RECORDS SHOWN:
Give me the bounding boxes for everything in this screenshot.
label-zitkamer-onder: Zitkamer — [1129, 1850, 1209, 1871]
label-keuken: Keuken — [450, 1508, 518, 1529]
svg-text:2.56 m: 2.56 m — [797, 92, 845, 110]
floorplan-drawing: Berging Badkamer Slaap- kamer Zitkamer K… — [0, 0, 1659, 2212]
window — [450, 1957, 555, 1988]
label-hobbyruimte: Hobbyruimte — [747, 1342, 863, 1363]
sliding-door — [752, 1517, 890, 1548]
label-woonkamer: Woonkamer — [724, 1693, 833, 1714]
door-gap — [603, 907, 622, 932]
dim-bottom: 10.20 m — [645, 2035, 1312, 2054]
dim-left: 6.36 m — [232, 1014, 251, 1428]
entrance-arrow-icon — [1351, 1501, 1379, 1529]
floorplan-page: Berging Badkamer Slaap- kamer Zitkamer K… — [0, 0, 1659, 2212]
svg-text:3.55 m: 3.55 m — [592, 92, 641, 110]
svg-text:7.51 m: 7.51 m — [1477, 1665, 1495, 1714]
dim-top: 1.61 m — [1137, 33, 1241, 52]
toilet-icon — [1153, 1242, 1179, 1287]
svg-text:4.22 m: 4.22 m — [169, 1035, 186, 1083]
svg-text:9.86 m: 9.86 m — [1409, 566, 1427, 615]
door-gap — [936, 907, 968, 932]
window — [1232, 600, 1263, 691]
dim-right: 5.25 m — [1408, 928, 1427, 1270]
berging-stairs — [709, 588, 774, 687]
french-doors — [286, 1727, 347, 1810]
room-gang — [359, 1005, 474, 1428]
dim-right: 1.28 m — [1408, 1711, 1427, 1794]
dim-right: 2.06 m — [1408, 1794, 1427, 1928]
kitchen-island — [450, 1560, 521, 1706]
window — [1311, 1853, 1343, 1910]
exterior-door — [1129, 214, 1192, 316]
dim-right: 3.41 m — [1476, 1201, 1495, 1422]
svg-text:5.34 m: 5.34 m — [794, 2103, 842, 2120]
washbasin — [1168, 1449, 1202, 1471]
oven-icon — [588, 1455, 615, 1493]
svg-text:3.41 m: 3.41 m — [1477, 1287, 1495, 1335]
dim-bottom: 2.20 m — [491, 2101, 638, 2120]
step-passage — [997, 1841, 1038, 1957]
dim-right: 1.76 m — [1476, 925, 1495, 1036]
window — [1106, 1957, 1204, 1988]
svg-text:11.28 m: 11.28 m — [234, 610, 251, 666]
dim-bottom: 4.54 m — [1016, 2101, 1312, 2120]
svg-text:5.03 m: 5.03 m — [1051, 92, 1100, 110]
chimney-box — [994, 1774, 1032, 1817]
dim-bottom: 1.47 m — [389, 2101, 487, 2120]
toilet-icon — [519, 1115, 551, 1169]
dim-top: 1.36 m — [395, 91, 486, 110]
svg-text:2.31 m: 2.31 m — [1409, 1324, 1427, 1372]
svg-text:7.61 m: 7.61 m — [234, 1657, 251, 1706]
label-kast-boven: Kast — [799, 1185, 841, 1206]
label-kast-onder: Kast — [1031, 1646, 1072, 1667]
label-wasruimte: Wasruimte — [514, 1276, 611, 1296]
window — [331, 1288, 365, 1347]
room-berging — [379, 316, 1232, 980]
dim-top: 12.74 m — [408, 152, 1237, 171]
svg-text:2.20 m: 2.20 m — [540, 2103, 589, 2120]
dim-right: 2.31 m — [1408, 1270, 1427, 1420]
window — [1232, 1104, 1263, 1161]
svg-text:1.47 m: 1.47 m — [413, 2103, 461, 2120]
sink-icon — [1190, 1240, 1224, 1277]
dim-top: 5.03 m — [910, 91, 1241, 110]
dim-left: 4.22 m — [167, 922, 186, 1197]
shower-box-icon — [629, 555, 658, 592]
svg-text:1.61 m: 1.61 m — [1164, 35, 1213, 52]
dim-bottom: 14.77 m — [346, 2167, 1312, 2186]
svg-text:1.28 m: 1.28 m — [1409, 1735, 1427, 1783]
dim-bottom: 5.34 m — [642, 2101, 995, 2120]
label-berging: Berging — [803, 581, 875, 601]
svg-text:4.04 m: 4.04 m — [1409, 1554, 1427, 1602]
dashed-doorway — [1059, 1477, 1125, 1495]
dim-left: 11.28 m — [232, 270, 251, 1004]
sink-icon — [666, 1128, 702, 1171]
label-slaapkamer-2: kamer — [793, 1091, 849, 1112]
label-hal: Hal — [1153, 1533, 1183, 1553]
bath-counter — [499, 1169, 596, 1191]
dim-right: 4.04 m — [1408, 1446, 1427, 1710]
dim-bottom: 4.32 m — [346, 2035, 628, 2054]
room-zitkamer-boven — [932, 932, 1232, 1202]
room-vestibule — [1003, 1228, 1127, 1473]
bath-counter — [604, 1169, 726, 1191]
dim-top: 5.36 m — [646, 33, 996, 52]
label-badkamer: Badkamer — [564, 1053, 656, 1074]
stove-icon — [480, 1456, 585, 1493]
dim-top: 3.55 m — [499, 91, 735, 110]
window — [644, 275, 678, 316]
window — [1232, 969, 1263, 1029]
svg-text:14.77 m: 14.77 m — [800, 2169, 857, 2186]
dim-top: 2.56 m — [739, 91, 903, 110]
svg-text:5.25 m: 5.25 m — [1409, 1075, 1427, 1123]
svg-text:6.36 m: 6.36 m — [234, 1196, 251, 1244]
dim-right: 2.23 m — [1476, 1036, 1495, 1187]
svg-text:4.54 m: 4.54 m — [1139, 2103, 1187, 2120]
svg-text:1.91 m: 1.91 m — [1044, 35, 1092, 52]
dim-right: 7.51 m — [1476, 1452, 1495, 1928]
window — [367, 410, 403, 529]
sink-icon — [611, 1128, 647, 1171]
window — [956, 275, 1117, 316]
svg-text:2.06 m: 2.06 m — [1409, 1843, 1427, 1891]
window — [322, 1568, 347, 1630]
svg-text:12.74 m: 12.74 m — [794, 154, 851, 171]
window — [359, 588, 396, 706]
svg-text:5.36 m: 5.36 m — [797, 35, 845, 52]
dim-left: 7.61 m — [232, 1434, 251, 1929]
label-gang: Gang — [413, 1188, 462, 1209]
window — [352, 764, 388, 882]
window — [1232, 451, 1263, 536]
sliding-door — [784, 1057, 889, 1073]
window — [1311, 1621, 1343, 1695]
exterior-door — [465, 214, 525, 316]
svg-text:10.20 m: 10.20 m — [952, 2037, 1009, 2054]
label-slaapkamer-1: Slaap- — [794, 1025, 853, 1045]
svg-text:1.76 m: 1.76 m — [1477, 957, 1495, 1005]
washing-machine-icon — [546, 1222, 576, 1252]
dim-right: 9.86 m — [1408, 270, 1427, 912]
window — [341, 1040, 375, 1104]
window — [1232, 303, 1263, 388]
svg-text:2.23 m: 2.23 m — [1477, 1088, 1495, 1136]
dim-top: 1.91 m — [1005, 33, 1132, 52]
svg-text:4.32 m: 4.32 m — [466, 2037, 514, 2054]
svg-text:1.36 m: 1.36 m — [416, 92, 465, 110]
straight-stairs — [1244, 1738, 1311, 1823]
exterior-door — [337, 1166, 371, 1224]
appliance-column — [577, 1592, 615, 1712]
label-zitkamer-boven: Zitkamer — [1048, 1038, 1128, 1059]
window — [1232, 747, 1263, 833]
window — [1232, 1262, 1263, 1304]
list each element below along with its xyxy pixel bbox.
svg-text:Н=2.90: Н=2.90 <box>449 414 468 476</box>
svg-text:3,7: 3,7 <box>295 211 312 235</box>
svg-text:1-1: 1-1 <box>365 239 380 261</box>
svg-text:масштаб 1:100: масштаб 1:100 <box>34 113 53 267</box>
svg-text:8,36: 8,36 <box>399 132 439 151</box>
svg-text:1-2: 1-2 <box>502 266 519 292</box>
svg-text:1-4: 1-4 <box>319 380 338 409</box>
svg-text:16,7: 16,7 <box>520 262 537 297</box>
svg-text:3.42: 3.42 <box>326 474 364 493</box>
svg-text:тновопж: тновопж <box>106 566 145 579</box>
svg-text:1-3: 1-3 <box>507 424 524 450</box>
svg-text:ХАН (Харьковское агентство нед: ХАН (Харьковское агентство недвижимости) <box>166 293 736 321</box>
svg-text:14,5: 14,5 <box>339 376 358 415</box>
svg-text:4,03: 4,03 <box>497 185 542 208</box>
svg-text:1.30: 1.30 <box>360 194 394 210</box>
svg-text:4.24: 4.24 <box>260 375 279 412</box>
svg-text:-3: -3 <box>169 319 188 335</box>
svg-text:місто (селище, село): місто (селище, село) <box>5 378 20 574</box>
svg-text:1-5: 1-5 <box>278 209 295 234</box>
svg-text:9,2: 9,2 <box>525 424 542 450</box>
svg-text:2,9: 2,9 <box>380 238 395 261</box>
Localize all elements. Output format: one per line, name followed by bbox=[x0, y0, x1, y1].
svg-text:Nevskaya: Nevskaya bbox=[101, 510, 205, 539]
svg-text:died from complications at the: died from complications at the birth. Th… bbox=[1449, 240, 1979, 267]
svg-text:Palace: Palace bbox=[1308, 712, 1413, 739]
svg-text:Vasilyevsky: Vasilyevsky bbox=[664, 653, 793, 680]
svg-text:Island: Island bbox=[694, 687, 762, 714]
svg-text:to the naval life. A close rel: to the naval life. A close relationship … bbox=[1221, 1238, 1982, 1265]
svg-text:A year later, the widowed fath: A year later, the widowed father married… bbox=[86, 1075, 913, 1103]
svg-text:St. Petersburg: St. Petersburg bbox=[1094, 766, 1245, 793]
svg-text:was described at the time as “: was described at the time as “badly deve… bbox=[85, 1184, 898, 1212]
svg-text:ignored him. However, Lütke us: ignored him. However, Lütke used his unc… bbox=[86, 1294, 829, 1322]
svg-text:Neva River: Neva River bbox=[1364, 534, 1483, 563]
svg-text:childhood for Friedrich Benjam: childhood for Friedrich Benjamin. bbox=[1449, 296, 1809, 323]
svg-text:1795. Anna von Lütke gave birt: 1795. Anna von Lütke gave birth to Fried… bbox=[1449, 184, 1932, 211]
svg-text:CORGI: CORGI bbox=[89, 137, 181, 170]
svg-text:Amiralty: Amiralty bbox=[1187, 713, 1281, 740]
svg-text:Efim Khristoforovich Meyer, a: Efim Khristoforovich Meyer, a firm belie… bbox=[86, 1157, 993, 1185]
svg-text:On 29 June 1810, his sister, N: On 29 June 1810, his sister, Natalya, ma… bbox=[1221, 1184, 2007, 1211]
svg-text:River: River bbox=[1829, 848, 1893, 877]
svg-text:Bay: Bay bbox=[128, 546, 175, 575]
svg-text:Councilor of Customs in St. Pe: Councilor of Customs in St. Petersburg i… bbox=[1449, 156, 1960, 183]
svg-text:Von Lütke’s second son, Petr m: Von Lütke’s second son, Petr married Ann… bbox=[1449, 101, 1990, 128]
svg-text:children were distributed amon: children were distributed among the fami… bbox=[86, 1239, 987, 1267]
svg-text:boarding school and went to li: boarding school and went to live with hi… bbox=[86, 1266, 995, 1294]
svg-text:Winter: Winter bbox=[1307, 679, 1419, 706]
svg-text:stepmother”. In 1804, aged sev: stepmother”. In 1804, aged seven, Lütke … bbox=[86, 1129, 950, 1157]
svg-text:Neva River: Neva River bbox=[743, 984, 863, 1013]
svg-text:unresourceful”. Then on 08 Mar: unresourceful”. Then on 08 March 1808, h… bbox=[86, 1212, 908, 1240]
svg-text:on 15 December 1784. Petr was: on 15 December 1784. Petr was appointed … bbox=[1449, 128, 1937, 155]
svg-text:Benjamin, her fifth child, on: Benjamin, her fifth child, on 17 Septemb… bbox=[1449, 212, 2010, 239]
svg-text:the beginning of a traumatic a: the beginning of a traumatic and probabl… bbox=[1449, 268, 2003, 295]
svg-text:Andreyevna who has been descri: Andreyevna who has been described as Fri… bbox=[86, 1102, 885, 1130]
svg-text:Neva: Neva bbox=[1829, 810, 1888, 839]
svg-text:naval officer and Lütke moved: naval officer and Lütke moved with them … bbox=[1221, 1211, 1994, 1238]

GIVEN INSTRUCTION: Swap "sliding-door" for "pocket-door" in the listing, beginning at its first line and stopping after the line that contains "dim-top: 1.61 m — [1137, 33, 1241, 52]". Reproduce only those lines, with nothing else changed.

CORRECT OUTPUT:
Give me the bounding boxes for everything in this screenshot.
label-zitkamer-onder: Zitkamer — [1129, 1850, 1209, 1871]
label-keuken: Keuken — [450, 1508, 518, 1529]
svg-text:2.56 m: 2.56 m — [797, 92, 845, 110]
floorplan-drawing: Berging Badkamer Slaap- kamer Zitkamer K… — [0, 0, 1659, 2212]
window — [450, 1957, 555, 1988]
label-hobbyruimte: Hobbyruimte — [747, 1342, 863, 1363]
pocket-door — [752, 1517, 890, 1548]
label-woonkamer: Woonkamer — [724, 1693, 833, 1714]
door-gap — [603, 907, 622, 932]
dim-bottom: 10.20 m — [645, 2035, 1312, 2054]
dim-left: 6.36 m — [232, 1014, 251, 1428]
entrance-arrow-icon — [1351, 1501, 1379, 1529]
floorplan-page: Berging Badkamer Slaap- kamer Zitkamer K… — [0, 0, 1659, 2212]
svg-text:3.55 m: 3.55 m — [592, 92, 641, 110]
svg-text:7.51 m: 7.51 m — [1477, 1665, 1495, 1714]
dim-top: 1.61 m — [1137, 33, 1241, 52]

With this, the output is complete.